### SET PROBLEM:
Return all lines where the word "screenshot" can be found.

### MATERIAL TO PROCESS:
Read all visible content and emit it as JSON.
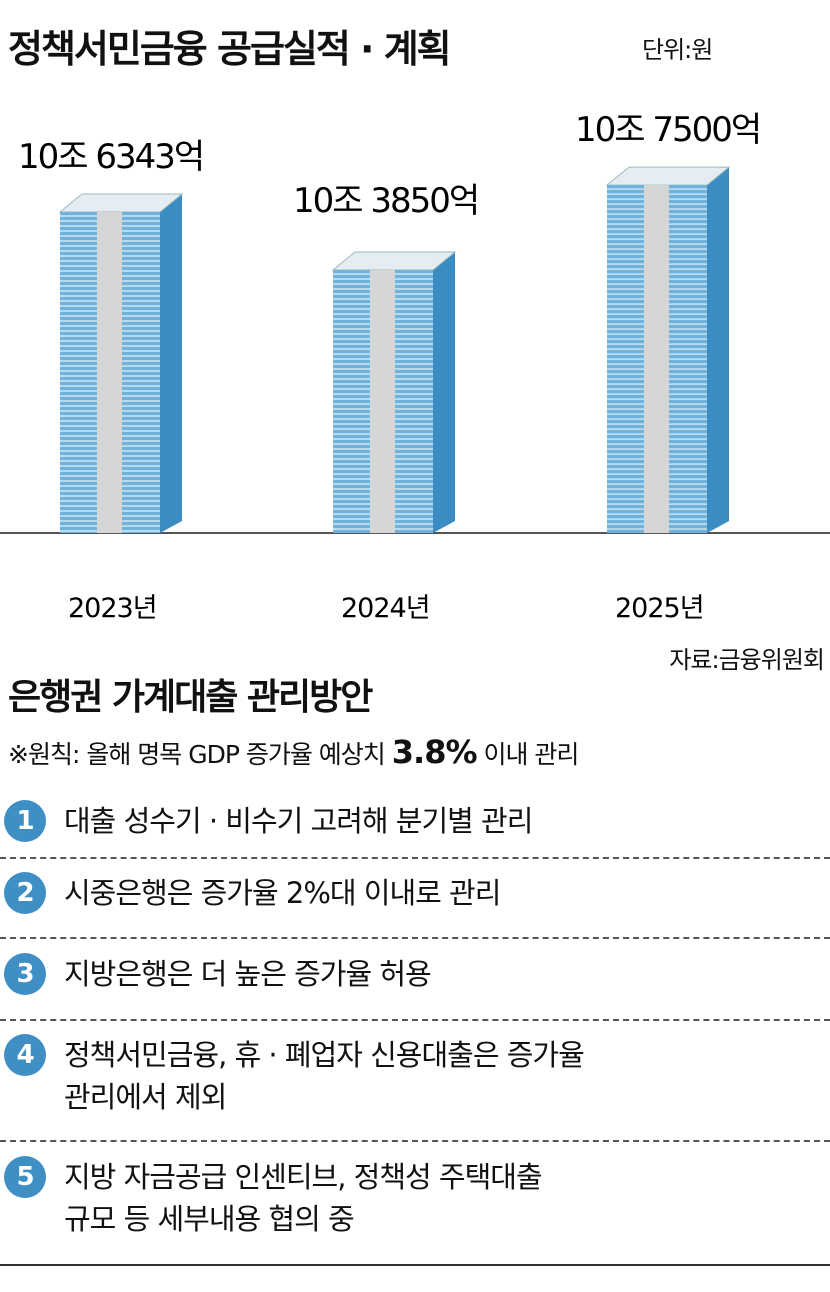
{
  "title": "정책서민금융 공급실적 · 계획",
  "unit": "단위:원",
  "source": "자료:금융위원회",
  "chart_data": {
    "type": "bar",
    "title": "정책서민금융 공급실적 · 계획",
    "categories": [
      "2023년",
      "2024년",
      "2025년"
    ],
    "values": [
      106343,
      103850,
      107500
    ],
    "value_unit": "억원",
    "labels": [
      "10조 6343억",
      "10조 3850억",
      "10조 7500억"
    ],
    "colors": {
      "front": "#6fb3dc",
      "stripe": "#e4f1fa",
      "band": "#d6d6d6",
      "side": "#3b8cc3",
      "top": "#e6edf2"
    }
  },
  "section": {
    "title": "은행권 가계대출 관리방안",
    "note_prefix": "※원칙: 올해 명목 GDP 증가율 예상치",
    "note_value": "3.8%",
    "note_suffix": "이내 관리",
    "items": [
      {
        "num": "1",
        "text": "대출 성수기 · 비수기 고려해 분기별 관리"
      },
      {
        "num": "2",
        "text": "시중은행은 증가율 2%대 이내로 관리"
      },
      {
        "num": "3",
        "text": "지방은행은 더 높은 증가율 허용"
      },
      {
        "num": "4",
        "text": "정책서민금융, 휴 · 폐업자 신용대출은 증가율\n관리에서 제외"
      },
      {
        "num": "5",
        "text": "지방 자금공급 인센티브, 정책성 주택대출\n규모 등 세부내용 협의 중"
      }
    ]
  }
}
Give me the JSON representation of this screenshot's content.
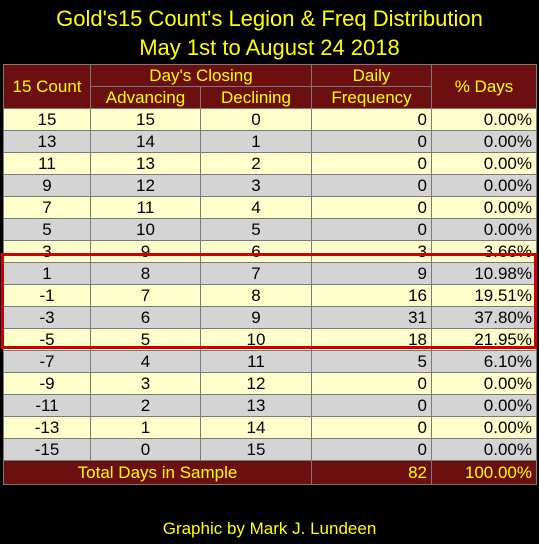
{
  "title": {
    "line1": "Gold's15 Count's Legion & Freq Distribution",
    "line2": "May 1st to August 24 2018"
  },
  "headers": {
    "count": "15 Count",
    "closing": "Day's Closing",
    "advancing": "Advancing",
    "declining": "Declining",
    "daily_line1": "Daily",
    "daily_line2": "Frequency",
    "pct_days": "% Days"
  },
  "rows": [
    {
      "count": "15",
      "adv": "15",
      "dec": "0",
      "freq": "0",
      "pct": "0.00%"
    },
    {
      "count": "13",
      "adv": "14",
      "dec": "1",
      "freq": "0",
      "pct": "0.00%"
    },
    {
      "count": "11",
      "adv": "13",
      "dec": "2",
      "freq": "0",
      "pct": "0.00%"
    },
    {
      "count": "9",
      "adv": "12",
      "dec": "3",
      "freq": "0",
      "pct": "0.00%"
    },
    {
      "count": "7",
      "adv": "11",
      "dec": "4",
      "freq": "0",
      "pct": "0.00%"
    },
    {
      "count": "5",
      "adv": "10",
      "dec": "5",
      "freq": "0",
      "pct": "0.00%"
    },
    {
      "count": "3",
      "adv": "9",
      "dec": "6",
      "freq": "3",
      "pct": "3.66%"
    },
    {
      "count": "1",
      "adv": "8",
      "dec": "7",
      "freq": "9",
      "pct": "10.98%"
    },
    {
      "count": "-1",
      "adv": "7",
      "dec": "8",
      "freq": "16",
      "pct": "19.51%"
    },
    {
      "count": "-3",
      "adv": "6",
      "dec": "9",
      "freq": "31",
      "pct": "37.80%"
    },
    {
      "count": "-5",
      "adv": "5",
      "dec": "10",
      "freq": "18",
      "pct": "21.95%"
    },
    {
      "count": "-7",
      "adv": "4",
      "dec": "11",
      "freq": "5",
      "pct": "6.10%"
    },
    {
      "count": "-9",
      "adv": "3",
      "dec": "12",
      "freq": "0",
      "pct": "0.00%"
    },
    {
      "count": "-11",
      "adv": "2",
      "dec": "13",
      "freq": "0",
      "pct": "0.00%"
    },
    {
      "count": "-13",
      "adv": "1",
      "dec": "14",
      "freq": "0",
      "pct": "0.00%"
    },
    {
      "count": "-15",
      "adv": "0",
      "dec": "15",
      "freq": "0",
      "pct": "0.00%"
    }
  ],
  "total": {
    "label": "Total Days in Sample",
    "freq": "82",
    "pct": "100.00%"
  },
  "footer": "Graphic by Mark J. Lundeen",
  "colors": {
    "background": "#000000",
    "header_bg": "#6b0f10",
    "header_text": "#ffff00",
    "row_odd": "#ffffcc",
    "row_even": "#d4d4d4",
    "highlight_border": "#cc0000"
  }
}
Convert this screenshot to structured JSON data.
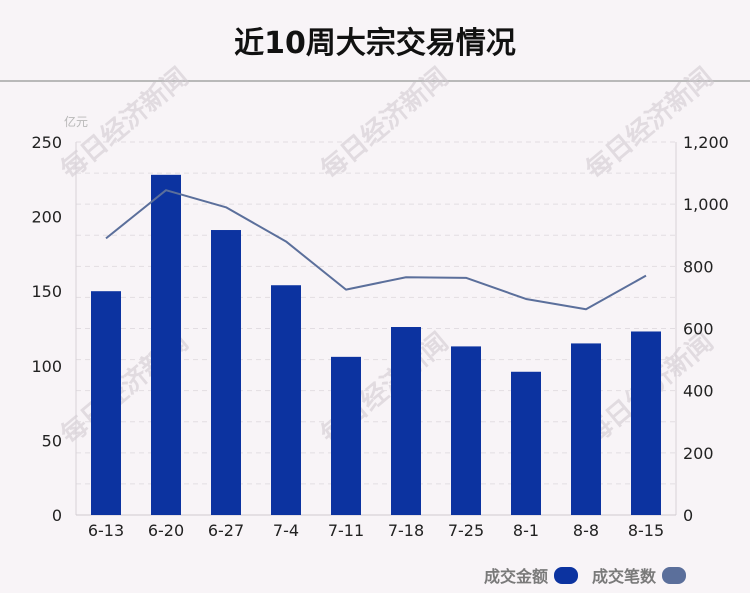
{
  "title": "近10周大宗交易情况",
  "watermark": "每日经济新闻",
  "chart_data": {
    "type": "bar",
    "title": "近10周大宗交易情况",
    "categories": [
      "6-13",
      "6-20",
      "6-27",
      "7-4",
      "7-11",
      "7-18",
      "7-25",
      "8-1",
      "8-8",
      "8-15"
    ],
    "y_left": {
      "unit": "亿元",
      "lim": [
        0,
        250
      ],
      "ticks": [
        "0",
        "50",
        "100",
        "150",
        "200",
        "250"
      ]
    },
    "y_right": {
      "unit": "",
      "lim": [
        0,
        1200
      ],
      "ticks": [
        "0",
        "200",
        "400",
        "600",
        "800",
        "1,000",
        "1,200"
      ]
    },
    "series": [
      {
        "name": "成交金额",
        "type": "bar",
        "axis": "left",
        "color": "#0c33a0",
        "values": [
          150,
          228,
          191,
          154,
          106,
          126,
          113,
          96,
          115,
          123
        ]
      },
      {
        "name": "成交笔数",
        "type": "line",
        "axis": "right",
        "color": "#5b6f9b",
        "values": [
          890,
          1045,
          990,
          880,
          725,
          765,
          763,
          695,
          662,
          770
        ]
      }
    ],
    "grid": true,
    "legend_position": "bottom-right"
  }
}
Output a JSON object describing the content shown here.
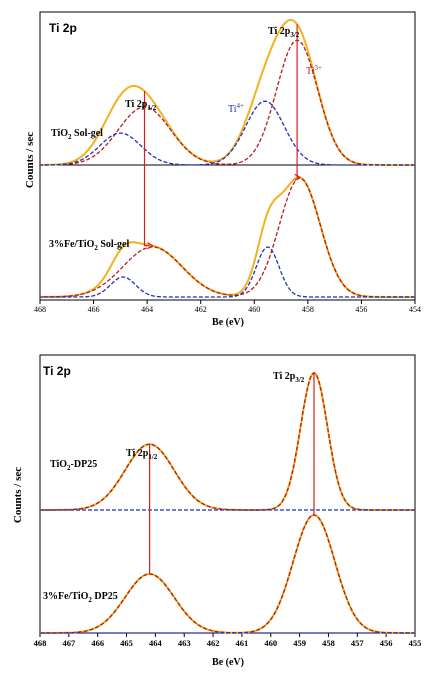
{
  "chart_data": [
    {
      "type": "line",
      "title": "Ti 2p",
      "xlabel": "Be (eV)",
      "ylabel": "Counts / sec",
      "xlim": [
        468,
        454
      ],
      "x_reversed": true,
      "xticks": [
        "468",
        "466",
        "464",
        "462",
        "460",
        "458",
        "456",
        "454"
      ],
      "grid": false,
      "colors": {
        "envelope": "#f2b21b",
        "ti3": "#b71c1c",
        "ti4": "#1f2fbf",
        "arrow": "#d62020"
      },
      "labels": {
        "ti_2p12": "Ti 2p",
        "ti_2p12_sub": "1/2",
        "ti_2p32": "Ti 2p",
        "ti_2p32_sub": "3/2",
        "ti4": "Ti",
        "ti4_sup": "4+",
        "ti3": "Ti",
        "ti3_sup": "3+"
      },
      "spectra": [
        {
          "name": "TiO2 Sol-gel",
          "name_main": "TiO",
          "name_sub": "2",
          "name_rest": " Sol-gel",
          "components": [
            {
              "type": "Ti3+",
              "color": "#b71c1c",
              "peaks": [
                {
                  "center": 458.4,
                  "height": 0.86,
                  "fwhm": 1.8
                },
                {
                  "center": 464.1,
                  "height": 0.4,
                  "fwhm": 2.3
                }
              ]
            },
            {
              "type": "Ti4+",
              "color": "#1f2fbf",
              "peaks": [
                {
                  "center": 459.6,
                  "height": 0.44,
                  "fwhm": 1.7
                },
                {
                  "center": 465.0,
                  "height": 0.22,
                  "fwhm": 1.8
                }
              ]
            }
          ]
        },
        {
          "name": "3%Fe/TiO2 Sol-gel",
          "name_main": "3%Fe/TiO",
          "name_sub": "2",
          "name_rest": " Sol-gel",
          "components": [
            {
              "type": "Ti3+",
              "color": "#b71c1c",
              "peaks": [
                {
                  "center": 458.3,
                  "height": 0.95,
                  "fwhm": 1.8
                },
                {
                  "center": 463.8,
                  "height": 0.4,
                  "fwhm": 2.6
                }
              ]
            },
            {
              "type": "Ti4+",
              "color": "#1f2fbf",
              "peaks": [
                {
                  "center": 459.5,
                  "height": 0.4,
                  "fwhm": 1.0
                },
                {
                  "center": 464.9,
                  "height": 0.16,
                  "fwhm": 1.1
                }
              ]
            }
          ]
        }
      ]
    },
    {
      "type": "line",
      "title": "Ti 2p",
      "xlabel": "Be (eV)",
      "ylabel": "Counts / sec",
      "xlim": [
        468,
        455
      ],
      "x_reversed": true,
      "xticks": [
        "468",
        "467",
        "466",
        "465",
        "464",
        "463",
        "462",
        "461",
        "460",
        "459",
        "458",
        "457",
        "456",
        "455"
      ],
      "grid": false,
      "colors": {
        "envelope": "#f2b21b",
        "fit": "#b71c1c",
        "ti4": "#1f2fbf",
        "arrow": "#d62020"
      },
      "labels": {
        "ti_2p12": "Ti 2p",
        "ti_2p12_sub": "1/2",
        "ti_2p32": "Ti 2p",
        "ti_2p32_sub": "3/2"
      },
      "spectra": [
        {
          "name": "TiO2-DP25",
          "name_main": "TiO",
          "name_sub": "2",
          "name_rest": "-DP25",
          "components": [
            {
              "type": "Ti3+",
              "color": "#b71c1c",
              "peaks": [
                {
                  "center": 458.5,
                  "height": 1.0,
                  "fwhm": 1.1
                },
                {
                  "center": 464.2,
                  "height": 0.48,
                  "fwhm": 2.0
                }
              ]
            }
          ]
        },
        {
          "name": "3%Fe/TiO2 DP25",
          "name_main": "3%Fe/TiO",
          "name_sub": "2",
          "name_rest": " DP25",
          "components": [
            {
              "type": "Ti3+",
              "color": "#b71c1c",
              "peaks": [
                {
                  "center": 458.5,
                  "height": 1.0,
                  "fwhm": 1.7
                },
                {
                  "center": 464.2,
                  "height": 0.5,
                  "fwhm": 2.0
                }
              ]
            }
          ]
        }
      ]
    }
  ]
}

### EXERCISE SOLUTION:
Give me the JSON representation of this screenshot's content.
Convert this screenshot to structured JSON data.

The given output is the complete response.